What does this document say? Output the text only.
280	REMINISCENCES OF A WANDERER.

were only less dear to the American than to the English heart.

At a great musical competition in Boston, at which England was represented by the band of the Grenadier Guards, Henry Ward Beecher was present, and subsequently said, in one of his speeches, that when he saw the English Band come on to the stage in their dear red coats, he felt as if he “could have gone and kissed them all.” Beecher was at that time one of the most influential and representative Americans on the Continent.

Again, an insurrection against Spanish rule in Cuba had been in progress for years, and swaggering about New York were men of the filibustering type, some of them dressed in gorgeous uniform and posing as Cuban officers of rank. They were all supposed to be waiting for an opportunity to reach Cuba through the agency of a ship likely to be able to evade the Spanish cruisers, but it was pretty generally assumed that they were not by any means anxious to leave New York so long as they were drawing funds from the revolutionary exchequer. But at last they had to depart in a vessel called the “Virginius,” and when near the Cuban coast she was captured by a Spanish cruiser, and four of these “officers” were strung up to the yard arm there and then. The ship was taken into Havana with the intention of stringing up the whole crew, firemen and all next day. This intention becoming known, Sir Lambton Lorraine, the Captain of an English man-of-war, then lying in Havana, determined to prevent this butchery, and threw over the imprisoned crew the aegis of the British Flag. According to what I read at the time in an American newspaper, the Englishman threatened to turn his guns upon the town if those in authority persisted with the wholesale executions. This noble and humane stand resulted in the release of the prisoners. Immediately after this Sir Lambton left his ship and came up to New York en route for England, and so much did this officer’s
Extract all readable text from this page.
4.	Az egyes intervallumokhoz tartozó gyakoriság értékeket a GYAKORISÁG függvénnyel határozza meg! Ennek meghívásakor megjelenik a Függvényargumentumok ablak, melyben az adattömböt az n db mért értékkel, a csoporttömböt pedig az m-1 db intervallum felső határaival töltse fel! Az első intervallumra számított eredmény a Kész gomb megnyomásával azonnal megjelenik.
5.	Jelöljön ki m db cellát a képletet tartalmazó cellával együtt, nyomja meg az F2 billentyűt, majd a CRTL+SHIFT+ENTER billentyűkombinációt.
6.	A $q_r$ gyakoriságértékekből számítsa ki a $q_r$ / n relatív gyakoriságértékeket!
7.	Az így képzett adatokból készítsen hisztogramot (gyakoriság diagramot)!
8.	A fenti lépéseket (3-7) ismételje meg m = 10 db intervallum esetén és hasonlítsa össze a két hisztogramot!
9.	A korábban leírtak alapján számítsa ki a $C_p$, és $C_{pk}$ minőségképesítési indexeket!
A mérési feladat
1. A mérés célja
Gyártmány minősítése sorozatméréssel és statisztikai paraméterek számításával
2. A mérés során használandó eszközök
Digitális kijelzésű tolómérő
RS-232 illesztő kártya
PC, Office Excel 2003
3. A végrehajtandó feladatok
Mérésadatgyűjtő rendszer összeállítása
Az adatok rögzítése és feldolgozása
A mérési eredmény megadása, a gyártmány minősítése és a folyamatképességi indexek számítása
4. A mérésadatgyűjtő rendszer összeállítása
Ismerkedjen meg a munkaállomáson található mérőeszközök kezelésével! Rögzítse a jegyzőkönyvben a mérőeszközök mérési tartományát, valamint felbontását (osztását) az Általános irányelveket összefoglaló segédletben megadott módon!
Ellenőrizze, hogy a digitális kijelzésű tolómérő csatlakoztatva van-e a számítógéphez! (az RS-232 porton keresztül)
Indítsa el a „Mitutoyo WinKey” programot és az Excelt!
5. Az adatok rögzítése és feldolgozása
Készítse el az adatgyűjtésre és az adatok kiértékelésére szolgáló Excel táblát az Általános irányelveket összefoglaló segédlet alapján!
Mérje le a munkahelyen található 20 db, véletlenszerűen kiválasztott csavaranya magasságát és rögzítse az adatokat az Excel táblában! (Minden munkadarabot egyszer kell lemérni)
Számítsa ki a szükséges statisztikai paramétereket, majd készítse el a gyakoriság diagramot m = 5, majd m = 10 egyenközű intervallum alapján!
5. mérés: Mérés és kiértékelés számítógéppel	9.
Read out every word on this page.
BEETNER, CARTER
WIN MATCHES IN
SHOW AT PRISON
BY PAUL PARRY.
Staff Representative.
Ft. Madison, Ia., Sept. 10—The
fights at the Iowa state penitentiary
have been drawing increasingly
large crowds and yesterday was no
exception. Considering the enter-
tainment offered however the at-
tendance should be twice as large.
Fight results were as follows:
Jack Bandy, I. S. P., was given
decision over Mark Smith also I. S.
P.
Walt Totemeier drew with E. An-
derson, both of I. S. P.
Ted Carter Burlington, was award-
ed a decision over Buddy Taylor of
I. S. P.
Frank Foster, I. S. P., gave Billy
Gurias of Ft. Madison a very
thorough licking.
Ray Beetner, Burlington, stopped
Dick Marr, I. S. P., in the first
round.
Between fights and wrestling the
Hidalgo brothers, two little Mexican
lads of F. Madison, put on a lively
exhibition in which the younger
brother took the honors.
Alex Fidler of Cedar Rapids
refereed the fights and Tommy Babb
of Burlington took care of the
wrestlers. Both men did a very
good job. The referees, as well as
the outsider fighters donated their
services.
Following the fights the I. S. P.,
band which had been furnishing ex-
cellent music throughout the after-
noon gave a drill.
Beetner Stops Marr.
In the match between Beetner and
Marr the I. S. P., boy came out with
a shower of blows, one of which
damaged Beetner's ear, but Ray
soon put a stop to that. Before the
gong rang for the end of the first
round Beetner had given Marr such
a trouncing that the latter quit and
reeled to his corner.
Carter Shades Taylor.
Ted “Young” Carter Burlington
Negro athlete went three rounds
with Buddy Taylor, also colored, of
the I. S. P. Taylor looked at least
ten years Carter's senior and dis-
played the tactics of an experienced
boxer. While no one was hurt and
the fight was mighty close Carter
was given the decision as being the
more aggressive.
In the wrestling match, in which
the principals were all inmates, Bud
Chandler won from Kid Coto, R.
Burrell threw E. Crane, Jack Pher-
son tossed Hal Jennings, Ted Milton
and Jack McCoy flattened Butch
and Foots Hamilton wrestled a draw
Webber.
#####
▸ Task goal: Of all the lines in the listing above, how many contain the word "található"? Answer with the number alone.

▸ Response to the task: 2